DATA SUPPLIED →
-- begin --

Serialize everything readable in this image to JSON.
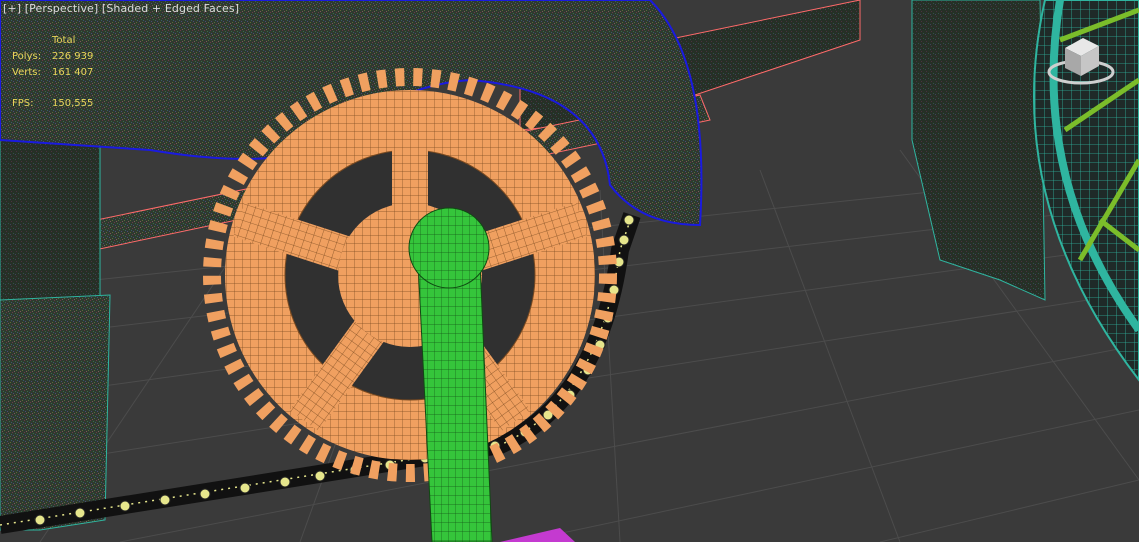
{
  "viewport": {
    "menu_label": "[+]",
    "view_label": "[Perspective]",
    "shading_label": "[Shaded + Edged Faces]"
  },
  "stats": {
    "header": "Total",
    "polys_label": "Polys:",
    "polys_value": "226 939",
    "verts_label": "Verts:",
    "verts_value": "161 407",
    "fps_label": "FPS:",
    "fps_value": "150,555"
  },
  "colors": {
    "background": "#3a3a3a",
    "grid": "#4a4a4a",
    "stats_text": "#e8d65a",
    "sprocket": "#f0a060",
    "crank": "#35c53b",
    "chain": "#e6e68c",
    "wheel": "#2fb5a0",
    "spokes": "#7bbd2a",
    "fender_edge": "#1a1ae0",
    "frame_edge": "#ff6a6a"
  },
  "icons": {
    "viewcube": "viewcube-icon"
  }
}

-- end --

CHALLENGE → Reproduce every entry exactly, but omit each picture.

FINISHED EXERCISE →
Serialize everything readable in this image to JSON.
{
  "viewport": {
    "menu_label": "[+]",
    "view_label": "[Perspective]",
    "shading_label": "[Shaded + Edged Faces]"
  },
  "stats": {
    "header": "Total",
    "polys_label": "Polys:",
    "polys_value": "226 939",
    "verts_label": "Verts:",
    "verts_value": "161 407",
    "fps_label": "FPS:",
    "fps_value": "150,555"
  },
  "colors": {
    "background": "#3a3a3a",
    "grid": "#4a4a4a",
    "stats_text": "#e8d65a",
    "sprocket": "#f0a060",
    "crank": "#35c53b",
    "chain": "#e6e68c",
    "wheel": "#2fb5a0",
    "spokes": "#7bbd2a",
    "fender_edge": "#1a1ae0",
    "frame_edge": "#ff6a6a"
  },
  "icons": {
    "viewcube": "viewcube-icon"
  }
}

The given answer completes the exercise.